- _Exercise_
Starting with the line that holds "Decode this image", copy out each remaining line of the listing below, up to and including the last one, and include nothing else.

Stored items from a collection:
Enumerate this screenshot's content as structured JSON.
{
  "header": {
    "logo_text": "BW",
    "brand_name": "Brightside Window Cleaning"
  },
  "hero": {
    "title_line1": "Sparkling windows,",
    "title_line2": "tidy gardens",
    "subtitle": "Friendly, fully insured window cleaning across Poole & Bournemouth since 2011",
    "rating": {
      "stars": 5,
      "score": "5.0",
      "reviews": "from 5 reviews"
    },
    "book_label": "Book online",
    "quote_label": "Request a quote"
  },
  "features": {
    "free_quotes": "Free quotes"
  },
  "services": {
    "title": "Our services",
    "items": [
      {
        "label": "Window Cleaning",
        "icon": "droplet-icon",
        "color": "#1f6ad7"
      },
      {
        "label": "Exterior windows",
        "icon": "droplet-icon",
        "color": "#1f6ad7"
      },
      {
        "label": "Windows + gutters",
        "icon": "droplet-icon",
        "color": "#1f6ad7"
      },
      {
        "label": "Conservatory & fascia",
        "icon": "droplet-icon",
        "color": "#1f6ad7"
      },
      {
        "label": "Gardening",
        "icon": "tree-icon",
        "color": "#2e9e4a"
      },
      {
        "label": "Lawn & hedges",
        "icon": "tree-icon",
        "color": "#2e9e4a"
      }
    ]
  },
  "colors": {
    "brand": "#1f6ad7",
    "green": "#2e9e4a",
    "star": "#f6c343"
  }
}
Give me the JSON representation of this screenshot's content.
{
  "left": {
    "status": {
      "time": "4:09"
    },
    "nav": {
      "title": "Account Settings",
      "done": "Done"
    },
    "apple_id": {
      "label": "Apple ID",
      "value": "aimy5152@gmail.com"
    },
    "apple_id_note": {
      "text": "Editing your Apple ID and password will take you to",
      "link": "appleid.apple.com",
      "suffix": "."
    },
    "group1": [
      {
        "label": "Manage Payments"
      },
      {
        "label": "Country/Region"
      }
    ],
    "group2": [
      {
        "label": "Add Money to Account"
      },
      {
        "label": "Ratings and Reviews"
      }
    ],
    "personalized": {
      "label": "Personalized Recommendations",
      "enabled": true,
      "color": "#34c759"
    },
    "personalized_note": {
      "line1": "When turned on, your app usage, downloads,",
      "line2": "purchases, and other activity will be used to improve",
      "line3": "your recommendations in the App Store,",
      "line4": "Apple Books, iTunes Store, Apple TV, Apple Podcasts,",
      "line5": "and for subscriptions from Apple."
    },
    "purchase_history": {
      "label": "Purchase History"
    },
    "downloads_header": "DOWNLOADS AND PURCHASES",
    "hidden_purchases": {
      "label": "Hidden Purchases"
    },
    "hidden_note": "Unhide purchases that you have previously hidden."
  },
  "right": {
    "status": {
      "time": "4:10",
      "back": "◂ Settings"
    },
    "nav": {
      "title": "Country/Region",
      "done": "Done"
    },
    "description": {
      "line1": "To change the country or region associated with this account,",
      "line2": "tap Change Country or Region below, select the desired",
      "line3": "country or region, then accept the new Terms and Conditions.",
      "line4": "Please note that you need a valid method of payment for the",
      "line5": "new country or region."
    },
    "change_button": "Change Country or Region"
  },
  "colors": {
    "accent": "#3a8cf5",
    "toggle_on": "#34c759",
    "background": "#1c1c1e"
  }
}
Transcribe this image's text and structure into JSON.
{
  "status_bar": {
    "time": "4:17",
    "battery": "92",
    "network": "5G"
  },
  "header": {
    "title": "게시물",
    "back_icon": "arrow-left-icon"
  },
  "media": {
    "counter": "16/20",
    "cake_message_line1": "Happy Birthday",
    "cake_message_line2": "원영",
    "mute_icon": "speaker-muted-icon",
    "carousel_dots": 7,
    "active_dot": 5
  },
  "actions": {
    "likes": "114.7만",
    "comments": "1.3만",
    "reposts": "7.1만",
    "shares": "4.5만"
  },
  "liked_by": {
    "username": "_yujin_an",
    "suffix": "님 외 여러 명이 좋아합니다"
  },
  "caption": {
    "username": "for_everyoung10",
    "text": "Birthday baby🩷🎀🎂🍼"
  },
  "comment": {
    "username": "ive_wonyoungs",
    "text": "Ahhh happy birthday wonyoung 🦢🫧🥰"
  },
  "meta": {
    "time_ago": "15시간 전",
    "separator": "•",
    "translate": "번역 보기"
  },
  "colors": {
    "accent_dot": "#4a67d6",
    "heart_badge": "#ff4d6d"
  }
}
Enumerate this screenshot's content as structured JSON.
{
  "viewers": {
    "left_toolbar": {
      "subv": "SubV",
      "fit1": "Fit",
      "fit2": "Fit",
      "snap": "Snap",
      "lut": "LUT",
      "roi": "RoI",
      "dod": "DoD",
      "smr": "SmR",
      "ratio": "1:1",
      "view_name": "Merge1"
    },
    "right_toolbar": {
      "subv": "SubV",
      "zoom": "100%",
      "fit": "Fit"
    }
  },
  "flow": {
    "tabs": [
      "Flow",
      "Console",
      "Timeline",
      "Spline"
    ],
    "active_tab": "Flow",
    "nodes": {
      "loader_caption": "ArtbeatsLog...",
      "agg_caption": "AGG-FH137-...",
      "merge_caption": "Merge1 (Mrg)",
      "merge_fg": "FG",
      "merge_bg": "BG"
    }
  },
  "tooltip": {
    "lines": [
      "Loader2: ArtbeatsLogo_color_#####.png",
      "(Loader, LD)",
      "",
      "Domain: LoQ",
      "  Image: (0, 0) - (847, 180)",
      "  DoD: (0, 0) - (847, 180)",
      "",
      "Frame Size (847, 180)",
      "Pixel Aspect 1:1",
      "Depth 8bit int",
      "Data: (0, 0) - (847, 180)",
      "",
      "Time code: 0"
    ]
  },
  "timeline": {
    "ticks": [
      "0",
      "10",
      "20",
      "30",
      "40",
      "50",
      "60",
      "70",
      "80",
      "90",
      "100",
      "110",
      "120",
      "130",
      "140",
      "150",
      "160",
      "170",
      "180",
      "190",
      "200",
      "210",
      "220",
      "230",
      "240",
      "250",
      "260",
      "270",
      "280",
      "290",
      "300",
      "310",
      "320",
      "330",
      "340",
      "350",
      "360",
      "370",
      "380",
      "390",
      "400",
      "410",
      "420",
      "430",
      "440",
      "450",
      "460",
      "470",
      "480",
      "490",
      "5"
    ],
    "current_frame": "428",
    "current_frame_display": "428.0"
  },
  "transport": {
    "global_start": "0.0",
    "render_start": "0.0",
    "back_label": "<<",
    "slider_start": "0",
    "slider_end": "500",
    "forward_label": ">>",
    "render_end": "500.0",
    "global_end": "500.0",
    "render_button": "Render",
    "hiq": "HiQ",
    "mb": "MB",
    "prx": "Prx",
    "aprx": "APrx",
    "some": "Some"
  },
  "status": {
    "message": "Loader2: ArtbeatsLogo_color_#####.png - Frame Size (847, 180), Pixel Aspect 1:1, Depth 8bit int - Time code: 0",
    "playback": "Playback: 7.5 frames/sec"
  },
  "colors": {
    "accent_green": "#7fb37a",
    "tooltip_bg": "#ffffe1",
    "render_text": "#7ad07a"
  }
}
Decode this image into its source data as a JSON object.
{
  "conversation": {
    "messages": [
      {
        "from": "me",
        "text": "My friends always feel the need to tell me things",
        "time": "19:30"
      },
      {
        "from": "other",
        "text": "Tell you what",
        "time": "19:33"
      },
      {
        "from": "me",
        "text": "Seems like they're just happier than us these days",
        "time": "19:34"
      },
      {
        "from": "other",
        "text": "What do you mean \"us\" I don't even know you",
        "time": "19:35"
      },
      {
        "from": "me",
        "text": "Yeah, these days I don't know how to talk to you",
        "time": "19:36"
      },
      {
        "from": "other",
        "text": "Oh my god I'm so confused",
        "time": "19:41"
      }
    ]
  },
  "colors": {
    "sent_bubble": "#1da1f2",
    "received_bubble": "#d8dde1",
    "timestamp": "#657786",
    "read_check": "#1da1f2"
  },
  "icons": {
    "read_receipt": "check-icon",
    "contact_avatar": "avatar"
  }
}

- _Exercise solution_
Decode this image into its source data as a JSON object.
{
  "conversation": {
    "messages": [
      {
        "from": "me",
        "text": "My friends always feel the need to tell me things",
        "time": "19:30"
      },
      {
        "from": "other",
        "text": "Tell you what",
        "time": "19:33"
      },
      {
        "from": "me",
        "text": "Seems like they're just happier than us these days",
        "time": "19:34"
      },
      {
        "from": "other",
        "text": "What do you mean \"us\" I don't even know you",
        "time": "19:35"
      },
      {
        "from": "me",
        "text": "Yeah, these days I don't know how to talk to you",
        "time": "19:36"
      },
      {
        "from": "other",
        "text": "Oh my god I'm so confused",
        "time": "19:41"
      }
    ]
  },
  "colors": {
    "sent_bubble": "#1da1f2",
    "received_bubble": "#d8dde1",
    "timestamp": "#657786",
    "read_check": "#1da1f2"
  },
  "icons": {
    "read_receipt": "check-icon",
    "contact_avatar": "avatar"
  }
}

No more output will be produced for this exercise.